Problem description
Pick out all lines with the word "Fittings" from the records that follow.

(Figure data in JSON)
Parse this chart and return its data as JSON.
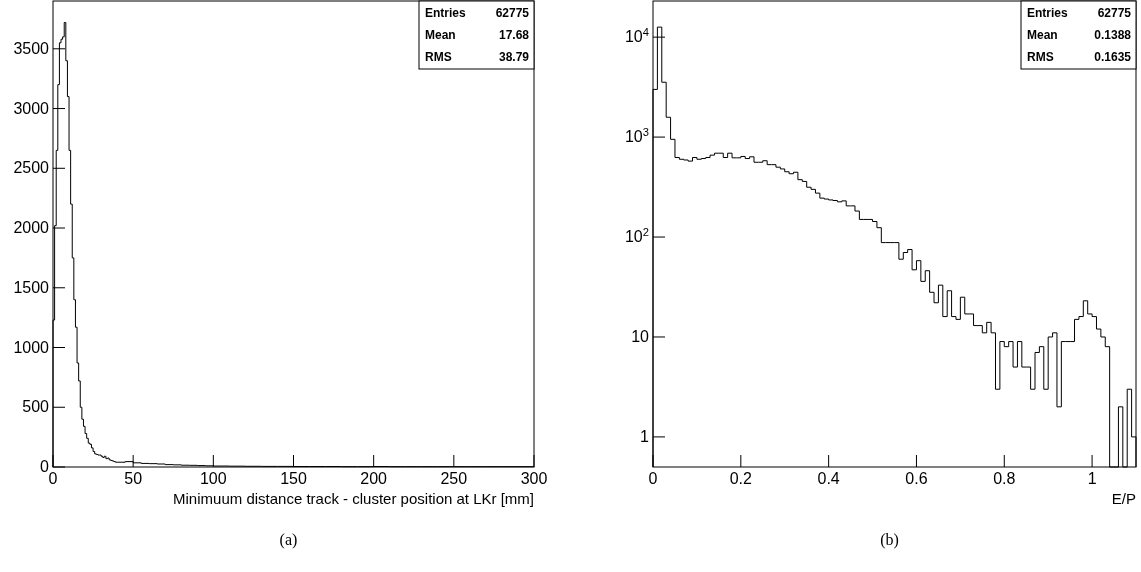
{
  "chart_data": [
    {
      "type": "histogram",
      "xlabel": "Minimuum distance track - cluster position at LKr [mm]",
      "color": "#000000",
      "bins": [
        0,
        1,
        2,
        3,
        4,
        5,
        6,
        7,
        8,
        9,
        10,
        11,
        12,
        13,
        14,
        15,
        16,
        17,
        18,
        19,
        20,
        21,
        22,
        23,
        24,
        25,
        26,
        27,
        28,
        29,
        30,
        31,
        32,
        33,
        34,
        35,
        36,
        37,
        38,
        39,
        40,
        45,
        50,
        55,
        60,
        65,
        70,
        75,
        80,
        85,
        90,
        95,
        100,
        110,
        120,
        130,
        140,
        150,
        160,
        170,
        180,
        190,
        200,
        210,
        220,
        230,
        240,
        250,
        260,
        270,
        280,
        290,
        300
      ],
      "values": [
        1230,
        2020,
        2650,
        3200,
        3550,
        3580,
        3600,
        3720,
        3400,
        3100,
        2650,
        2200,
        1750,
        1400,
        1170,
        870,
        720,
        500,
        400,
        340,
        280,
        240,
        200,
        190,
        160,
        130,
        110,
        105,
        100,
        100,
        90,
        80,
        90,
        70,
        75,
        60,
        55,
        50,
        45,
        40,
        40,
        45,
        35,
        30,
        28,
        25,
        20,
        18,
        15,
        14,
        12,
        10,
        8,
        7,
        6,
        5,
        5,
        4,
        4,
        4,
        3,
        3,
        4,
        3,
        3,
        3,
        3,
        3,
        3,
        3,
        3,
        3
      ],
      "xlim": [
        0,
        300
      ],
      "xticks": [
        0,
        50,
        100,
        150,
        200,
        250,
        300
      ],
      "ylim": [
        0,
        3900
      ],
      "yticks": [
        0,
        500,
        1000,
        1500,
        2000,
        2500,
        3000,
        3500
      ],
      "annotations": [
        "Entries 62775",
        "Mean 17.68",
        "RMS 38.79",
        "(a)"
      ]
    },
    {
      "type": "histogram",
      "xlabel": "E/P",
      "color": "#000000",
      "log": "y",
      "bins": [
        0,
        0.01,
        0.02,
        0.03,
        0.04,
        0.05,
        0.06,
        0.07,
        0.08,
        0.09,
        0.1,
        0.11,
        0.12,
        0.13,
        0.14,
        0.15,
        0.16,
        0.17,
        0.18,
        0.19,
        0.2,
        0.21,
        0.22,
        0.23,
        0.24,
        0.25,
        0.26,
        0.27,
        0.28,
        0.29,
        0.3,
        0.31,
        0.32,
        0.33,
        0.34,
        0.35,
        0.36,
        0.37,
        0.38,
        0.39,
        0.4,
        0.41,
        0.42,
        0.43,
        0.44,
        0.45,
        0.46,
        0.47,
        0.48,
        0.49,
        0.5,
        0.51,
        0.52,
        0.53,
        0.54,
        0.55,
        0.56,
        0.57,
        0.58,
        0.59,
        0.6,
        0.61,
        0.62,
        0.63,
        0.64,
        0.65,
        0.66,
        0.67,
        0.68,
        0.69,
        0.7,
        0.71,
        0.72,
        0.73,
        0.74,
        0.75,
        0.76,
        0.77,
        0.78,
        0.79,
        0.8,
        0.81,
        0.82,
        0.83,
        0.84,
        0.85,
        0.86,
        0.87,
        0.88,
        0.89,
        0.9,
        0.91,
        0.92,
        0.93,
        0.94,
        0.95,
        0.96,
        0.97,
        0.98,
        0.99,
        1,
        1.01,
        1.02,
        1.03,
        1.04,
        1.05,
        1.06,
        1.07,
        1.08,
        1.09,
        1.1
      ],
      "values": [
        3000,
        12600,
        3540,
        1580,
        950,
        625,
        600,
        590,
        575,
        625,
        600,
        610,
        625,
        660,
        690,
        690,
        625,
        690,
        620,
        620,
        640,
        610,
        635,
        560,
        560,
        580,
        530,
        530,
        500,
        480,
        450,
        430,
        445,
        375,
        360,
        315,
        300,
        275,
        245,
        240,
        235,
        232,
        225,
        230,
        205,
        205,
        182,
        150,
        150,
        150,
        143,
        124,
        88,
        88,
        88,
        88,
        60,
        70,
        75,
        47,
        58,
        36,
        46,
        28,
        22,
        33,
        16,
        29,
        16,
        15,
        25,
        17,
        17,
        13,
        13,
        11,
        14,
        11,
        3,
        9,
        8,
        9,
        5,
        9,
        5,
        5,
        3,
        7,
        8,
        3,
        10,
        11,
        2,
        9,
        9,
        9,
        15,
        16,
        23,
        17,
        16,
        12,
        10,
        8,
        null,
        null,
        2,
        null,
        3,
        1
      ],
      "xlim": [
        0,
        1.1
      ],
      "xticks": [
        0,
        0.2,
        0.4,
        0.6,
        0.8,
        1
      ],
      "ylim": [
        0.5,
        23000
      ],
      "yticks": [
        1,
        10,
        {
          "value": 100,
          "label": "10$^{2}$"
        },
        {
          "value": 1000,
          "label": "10$^{3}$"
        },
        {
          "value": 10000,
          "label": "10$^{4}$"
        }
      ],
      "annotations": [
        "Entries 62775",
        "Mean 0.1388",
        "RMS 0.1635",
        "(b)"
      ]
    }
  ]
}
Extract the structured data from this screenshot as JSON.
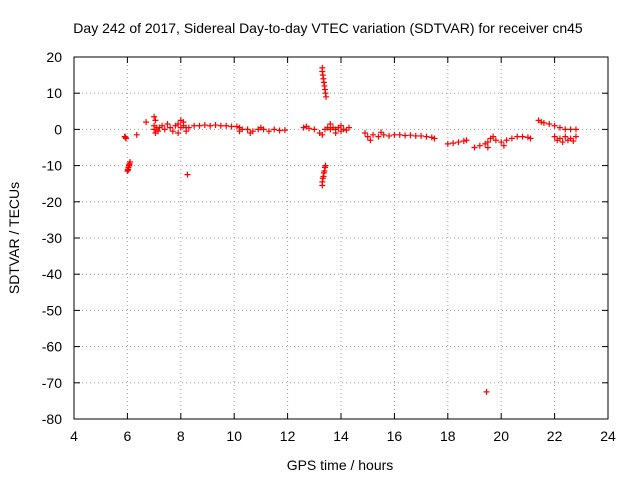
{
  "chart_data": {
    "type": "scatter",
    "title": "Day 242 of 2017, Sidereal Day-to-day VTEC variation (SDTVAR) for receiver cn45",
    "xlabel": "GPS time / hours",
    "ylabel": "SDTVAR / TECUs",
    "xlim": [
      4,
      24
    ],
    "ylim": [
      -80,
      20
    ],
    "xticks": [
      4,
      6,
      8,
      10,
      12,
      14,
      16,
      18,
      20,
      22,
      24
    ],
    "yticks": [
      -80,
      -70,
      -60,
      -50,
      -40,
      -30,
      -20,
      -10,
      0,
      10,
      20
    ],
    "xtick_labels": [
      "4",
      "6",
      "8",
      "10",
      "12",
      "14",
      "16",
      "18",
      "20",
      "22",
      "24"
    ],
    "ytick_labels": [
      "-80",
      "-70",
      "-60",
      "-50",
      "-40",
      "-30",
      "-20",
      "-10",
      "0",
      "10",
      "20"
    ],
    "grid": true,
    "marker": "+",
    "series_color": "#ff0000",
    "series": [
      {
        "name": "SDTVAR",
        "points": [
          [
            5.9,
            -2.0
          ],
          [
            5.95,
            -2.5
          ],
          [
            5.93,
            -2.2
          ],
          [
            6.0,
            -11.5
          ],
          [
            6.02,
            -11.0
          ],
          [
            6.04,
            -10.5
          ],
          [
            6.06,
            -10.0
          ],
          [
            6.08,
            -9.5
          ],
          [
            6.1,
            -9.0
          ],
          [
            6.03,
            -11.2
          ],
          [
            6.07,
            -9.8
          ],
          [
            6.35,
            -1.5
          ],
          [
            6.7,
            2.0
          ],
          [
            7.0,
            3.5
          ],
          [
            7.05,
            2.5
          ],
          [
            7.0,
            1.0
          ],
          [
            7.0,
            0.0
          ],
          [
            7.05,
            -1.0
          ],
          [
            7.1,
            0.5
          ],
          [
            7.15,
            -0.5
          ],
          [
            7.2,
            0.5
          ],
          [
            7.3,
            1.0
          ],
          [
            7.4,
            0.0
          ],
          [
            7.5,
            1.5
          ],
          [
            7.6,
            0.5
          ],
          [
            7.7,
            -0.5
          ],
          [
            7.8,
            1.0
          ],
          [
            7.9,
            1.5
          ],
          [
            8.0,
            0.5
          ],
          [
            8.1,
            1.0
          ],
          [
            8.2,
            0.5
          ],
          [
            8.0,
            2.5
          ],
          [
            8.1,
            2.0
          ],
          [
            7.9,
            -1.0
          ],
          [
            8.2,
            -0.5
          ],
          [
            8.3,
            0.5
          ],
          [
            8.5,
            1.0
          ],
          [
            8.7,
            1.0
          ],
          [
            8.9,
            1.2
          ],
          [
            9.1,
            1.0
          ],
          [
            9.3,
            1.2
          ],
          [
            9.5,
            1.0
          ],
          [
            9.7,
            1.0
          ],
          [
            9.9,
            0.8
          ],
          [
            10.1,
            0.8
          ],
          [
            10.2,
            0.5
          ],
          [
            8.25,
            -12.5
          ],
          [
            10.2,
            -0.5
          ],
          [
            10.3,
            0.0
          ],
          [
            10.5,
            0.0
          ],
          [
            10.7,
            -0.5
          ],
          [
            10.9,
            0.0
          ],
          [
            11.1,
            0.0
          ],
          [
            11.3,
            -0.5
          ],
          [
            11.5,
            0.0
          ],
          [
            11.7,
            -0.3
          ],
          [
            11.9,
            -0.2
          ],
          [
            10.6,
            -1.0
          ],
          [
            11.0,
            0.5
          ],
          [
            12.6,
            0.5
          ],
          [
            12.8,
            0.3
          ],
          [
            13.0,
            0.0
          ],
          [
            12.7,
            0.8
          ],
          [
            13.3,
            17.0
          ],
          [
            13.3,
            16.0
          ],
          [
            13.32,
            15.0
          ],
          [
            13.34,
            14.0
          ],
          [
            13.36,
            13.0
          ],
          [
            13.38,
            12.0
          ],
          [
            13.4,
            11.0
          ],
          [
            13.42,
            10.0
          ],
          [
            13.44,
            9.0
          ],
          [
            13.3,
            -15.5
          ],
          [
            13.3,
            -14.5
          ],
          [
            13.32,
            -13.5
          ],
          [
            13.34,
            -13.0
          ],
          [
            13.36,
            -12.0
          ],
          [
            13.38,
            -11.5
          ],
          [
            13.4,
            -10.5
          ],
          [
            13.42,
            -10.0
          ],
          [
            13.2,
            -1.0
          ],
          [
            13.3,
            -1.5
          ],
          [
            13.4,
            0.0
          ],
          [
            13.5,
            0.5
          ],
          [
            13.6,
            0.0
          ],
          [
            13.7,
            0.5
          ],
          [
            13.8,
            0.0
          ],
          [
            13.9,
            0.5
          ],
          [
            14.0,
            -0.5
          ],
          [
            14.1,
            0.0
          ],
          [
            14.2,
            -0.2
          ],
          [
            14.3,
            0.5
          ],
          [
            13.6,
            1.5
          ],
          [
            13.8,
            -1.0
          ],
          [
            14.0,
            1.0
          ],
          [
            14.9,
            -1.0
          ],
          [
            15.0,
            -2.0
          ],
          [
            15.2,
            -1.5
          ],
          [
            15.4,
            -2.0
          ],
          [
            15.6,
            -1.5
          ],
          [
            15.8,
            -1.8
          ],
          [
            16.0,
            -1.5
          ],
          [
            16.2,
            -1.5
          ],
          [
            16.4,
            -1.7
          ],
          [
            16.6,
            -1.6
          ],
          [
            16.8,
            -1.8
          ],
          [
            17.0,
            -1.8
          ],
          [
            17.2,
            -2.0
          ],
          [
            17.4,
            -2.2
          ],
          [
            17.5,
            -2.5
          ],
          [
            15.1,
            -3.0
          ],
          [
            15.5,
            -0.8
          ],
          [
            18.0,
            -4.0
          ],
          [
            18.2,
            -3.8
          ],
          [
            18.4,
            -3.5
          ],
          [
            18.6,
            -3.2
          ],
          [
            18.7,
            -3.0
          ],
          [
            19.0,
            -5.0
          ],
          [
            19.2,
            -4.5
          ],
          [
            19.4,
            -4.0
          ],
          [
            19.5,
            -3.5
          ],
          [
            19.6,
            -2.5
          ],
          [
            19.7,
            -2.0
          ],
          [
            19.8,
            -3.0
          ],
          [
            20.0,
            -3.5
          ],
          [
            20.2,
            -3.0
          ],
          [
            20.4,
            -2.5
          ],
          [
            20.6,
            -2.0
          ],
          [
            20.8,
            -2.0
          ],
          [
            21.0,
            -2.2
          ],
          [
            21.1,
            -2.5
          ],
          [
            19.5,
            -5.0
          ],
          [
            20.1,
            -4.5
          ],
          [
            19.45,
            -72.5
          ],
          [
            21.4,
            2.5
          ],
          [
            21.5,
            2.0
          ],
          [
            21.6,
            1.8
          ],
          [
            21.8,
            1.5
          ],
          [
            22.0,
            1.0
          ],
          [
            22.2,
            0.5
          ],
          [
            22.4,
            0.0
          ],
          [
            22.6,
            0.0
          ],
          [
            22.8,
            0.0
          ],
          [
            22.0,
            -2.0
          ],
          [
            22.1,
            -3.0
          ],
          [
            22.2,
            -2.5
          ],
          [
            22.3,
            -3.5
          ],
          [
            22.4,
            -2.0
          ],
          [
            22.5,
            -3.0
          ],
          [
            22.6,
            -2.5
          ],
          [
            22.7,
            -3.2
          ],
          [
            22.8,
            -2.0
          ]
        ]
      }
    ]
  }
}
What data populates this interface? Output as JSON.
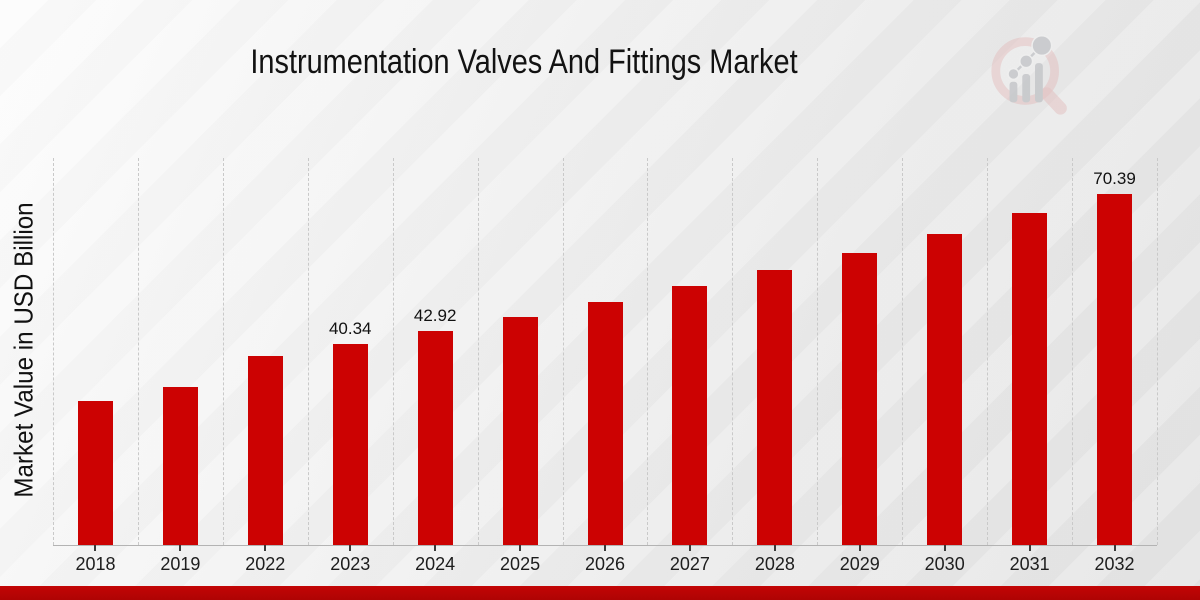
{
  "title": "Instrumentation Valves And Fittings Market",
  "colors": {
    "bar": "#cc0202",
    "footer_accent": "#b90404",
    "gridline": "#c9c9c9",
    "axis_line": "#b3b3b3",
    "text": "#111111",
    "logo_ring": "#e3bcbc",
    "logo_glyph": "#c3c5c8"
  },
  "icons": {
    "logo": "magnifier-bar-chart-logo"
  },
  "chart_data": {
    "type": "bar",
    "title": "Instrumentation Valves And Fittings Market",
    "xlabel": "",
    "ylabel": "Market Value in USD Billion",
    "categories": [
      "2018",
      "2019",
      "2022",
      "2023",
      "2024",
      "2025",
      "2026",
      "2027",
      "2028",
      "2029",
      "2030",
      "2031",
      "2032"
    ],
    "values": [
      28.9,
      31.7,
      37.9,
      40.34,
      42.92,
      45.7,
      48.7,
      51.8,
      55.0,
      58.5,
      62.3,
      66.4,
      70.39
    ],
    "point_labels": [
      "",
      "",
      "",
      "40.34",
      "42.92",
      "",
      "",
      "",
      "",
      "",
      "",
      "",
      "70.39"
    ],
    "ylim": [
      0,
      77.5
    ],
    "grid": "vertical-dashed",
    "legend": "none",
    "bar_color": "#cc0202"
  }
}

Problem solution
  "title": "Instrumentation Valves And Fittings Market",
    "title": "Instrumentation Valves And Fittings Market",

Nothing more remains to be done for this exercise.